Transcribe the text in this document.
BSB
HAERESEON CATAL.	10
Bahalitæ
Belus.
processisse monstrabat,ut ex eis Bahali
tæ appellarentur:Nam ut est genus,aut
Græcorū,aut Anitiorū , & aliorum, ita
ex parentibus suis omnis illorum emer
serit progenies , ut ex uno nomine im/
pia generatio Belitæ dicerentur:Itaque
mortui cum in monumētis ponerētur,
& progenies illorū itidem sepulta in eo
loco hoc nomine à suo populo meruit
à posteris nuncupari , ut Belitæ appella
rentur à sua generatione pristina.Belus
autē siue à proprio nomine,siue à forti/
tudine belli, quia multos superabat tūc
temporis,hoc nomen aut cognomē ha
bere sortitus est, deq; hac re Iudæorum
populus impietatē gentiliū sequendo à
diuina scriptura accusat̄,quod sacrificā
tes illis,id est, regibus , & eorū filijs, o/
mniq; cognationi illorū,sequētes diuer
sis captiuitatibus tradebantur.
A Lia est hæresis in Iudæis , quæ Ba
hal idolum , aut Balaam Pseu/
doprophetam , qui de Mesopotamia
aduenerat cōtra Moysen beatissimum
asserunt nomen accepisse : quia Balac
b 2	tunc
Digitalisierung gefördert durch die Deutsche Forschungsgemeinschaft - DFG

TASK: Each line above that holds the string "progenies" should be copied and shown.

ANSWER TO THE TASK:
serit progenies , ut ex uno nomine im/
& progenies illorū itidem sepulta in eo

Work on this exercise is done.